● INSTRUCTIONS FOR THE TASK: Give the data below again exactly as written, without its pictures.

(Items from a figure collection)
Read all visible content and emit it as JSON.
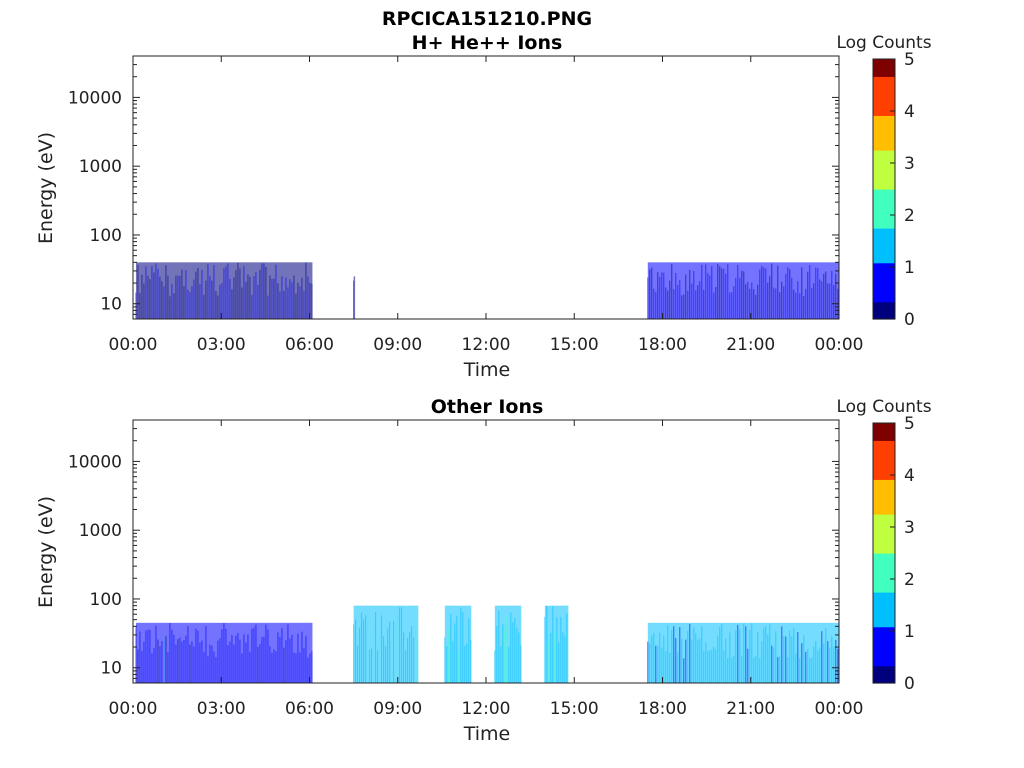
{
  "figure": {
    "title": "RPCICA151210.PNG",
    "colorbar_label": "Log Counts",
    "colorbar_ticks": [
      "0",
      "1",
      "2",
      "3",
      "4",
      "5"
    ],
    "colormap": [
      "#00007f",
      "#0000ff",
      "#00bfff",
      "#40ffbf",
      "#bfff40",
      "#ffbf00",
      "#ff3f00",
      "#7f0000"
    ]
  },
  "chart_data": [
    {
      "type": "heatmap",
      "title": "H+ He++ Ions",
      "xlabel": "Time",
      "ylabel": "Energy (eV)",
      "xticks": [
        "00:00",
        "03:00",
        "06:00",
        "09:00",
        "12:00",
        "15:00",
        "18:00",
        "21:00",
        "00:00"
      ],
      "yticks": [
        "10",
        "100",
        "1000",
        "10000"
      ],
      "yscale": "log",
      "xlim_hours": [
        0,
        24
      ],
      "ylim_eV": [
        6,
        40000
      ],
      "clim_log_counts": [
        0,
        5
      ],
      "blocks": [
        {
          "t_start": 0.1,
          "t_end": 6.1,
          "e_low": 6,
          "e_high": 40,
          "level": 0.35
        },
        {
          "t_start": 7.5,
          "t_end": 7.55,
          "e_low": 6,
          "e_high": 25,
          "level": 0.2
        },
        {
          "t_start": 17.5,
          "t_end": 24.0,
          "e_low": 6,
          "e_high": 40,
          "level": 0.4
        }
      ]
    },
    {
      "type": "heatmap",
      "title": "Other Ions",
      "xlabel": "Time",
      "ylabel": "Energy (eV)",
      "xticks": [
        "00:00",
        "03:00",
        "06:00",
        "09:00",
        "12:00",
        "15:00",
        "18:00",
        "21:00",
        "00:00"
      ],
      "yticks": [
        "10",
        "100",
        "1000",
        "10000"
      ],
      "yscale": "log",
      "xlim_hours": [
        0,
        24
      ],
      "ylim_eV": [
        6,
        40000
      ],
      "clim_log_counts": [
        0,
        5
      ],
      "blocks": [
        {
          "t_start": 0.1,
          "t_end": 6.1,
          "e_low": 6,
          "e_high": 45,
          "level": 0.7
        },
        {
          "t_start": 7.5,
          "t_end": 9.7,
          "e_low": 6,
          "e_high": 80,
          "level": 1.6
        },
        {
          "t_start": 10.6,
          "t_end": 11.5,
          "e_low": 6,
          "e_high": 80,
          "level": 1.6
        },
        {
          "t_start": 12.3,
          "t_end": 13.2,
          "e_low": 6,
          "e_high": 80,
          "level": 1.6
        },
        {
          "t_start": 14.0,
          "t_end": 14.8,
          "e_low": 6,
          "e_high": 80,
          "level": 1.6
        },
        {
          "t_start": 17.5,
          "t_end": 24.0,
          "e_low": 6,
          "e_high": 45,
          "level": 1.3
        }
      ]
    }
  ]
}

● TASK ANSWER:
Read all visible content and emit it as JSON.
{
  "figure": {
    "title": "RPCICA151210.PNG",
    "colorbar_label": "Log Counts",
    "colorbar_ticks": [
      "0",
      "1",
      "2",
      "3",
      "4",
      "5"
    ],
    "colormap": [
      "#00007f",
      "#0000ff",
      "#00bfff",
      "#40ffbf",
      "#bfff40",
      "#ffbf00",
      "#ff3f00",
      "#7f0000"
    ]
  },
  "chart_data": [
    {
      "type": "heatmap",
      "title": "H+ He++ Ions",
      "xlabel": "Time",
      "ylabel": "Energy (eV)",
      "xticks": [
        "00:00",
        "03:00",
        "06:00",
        "09:00",
        "12:00",
        "15:00",
        "18:00",
        "21:00",
        "00:00"
      ],
      "yticks": [
        "10",
        "100",
        "1000",
        "10000"
      ],
      "yscale": "log",
      "xlim_hours": [
        0,
        24
      ],
      "ylim_eV": [
        6,
        40000
      ],
      "clim_log_counts": [
        0,
        5
      ],
      "blocks": [
        {
          "t_start": 0.1,
          "t_end": 6.1,
          "e_low": 6,
          "e_high": 40,
          "level": 0.35
        },
        {
          "t_start": 7.5,
          "t_end": 7.55,
          "e_low": 6,
          "e_high": 25,
          "level": 0.2
        },
        {
          "t_start": 17.5,
          "t_end": 24.0,
          "e_low": 6,
          "e_high": 40,
          "level": 0.4
        }
      ]
    },
    {
      "type": "heatmap",
      "title": "Other Ions",
      "xlabel": "Time",
      "ylabel": "Energy (eV)",
      "xticks": [
        "00:00",
        "03:00",
        "06:00",
        "09:00",
        "12:00",
        "15:00",
        "18:00",
        "21:00",
        "00:00"
      ],
      "yticks": [
        "10",
        "100",
        "1000",
        "10000"
      ],
      "yscale": "log",
      "xlim_hours": [
        0,
        24
      ],
      "ylim_eV": [
        6,
        40000
      ],
      "clim_log_counts": [
        0,
        5
      ],
      "blocks": [
        {
          "t_start": 0.1,
          "t_end": 6.1,
          "e_low": 6,
          "e_high": 45,
          "level": 0.7
        },
        {
          "t_start": 7.5,
          "t_end": 9.7,
          "e_low": 6,
          "e_high": 80,
          "level": 1.6
        },
        {
          "t_start": 10.6,
          "t_end": 11.5,
          "e_low": 6,
          "e_high": 80,
          "level": 1.6
        },
        {
          "t_start": 12.3,
          "t_end": 13.2,
          "e_low": 6,
          "e_high": 80,
          "level": 1.6
        },
        {
          "t_start": 14.0,
          "t_end": 14.8,
          "e_low": 6,
          "e_high": 80,
          "level": 1.6
        },
        {
          "t_start": 17.5,
          "t_end": 24.0,
          "e_low": 6,
          "e_high": 45,
          "level": 1.3
        }
      ]
    }
  ]
}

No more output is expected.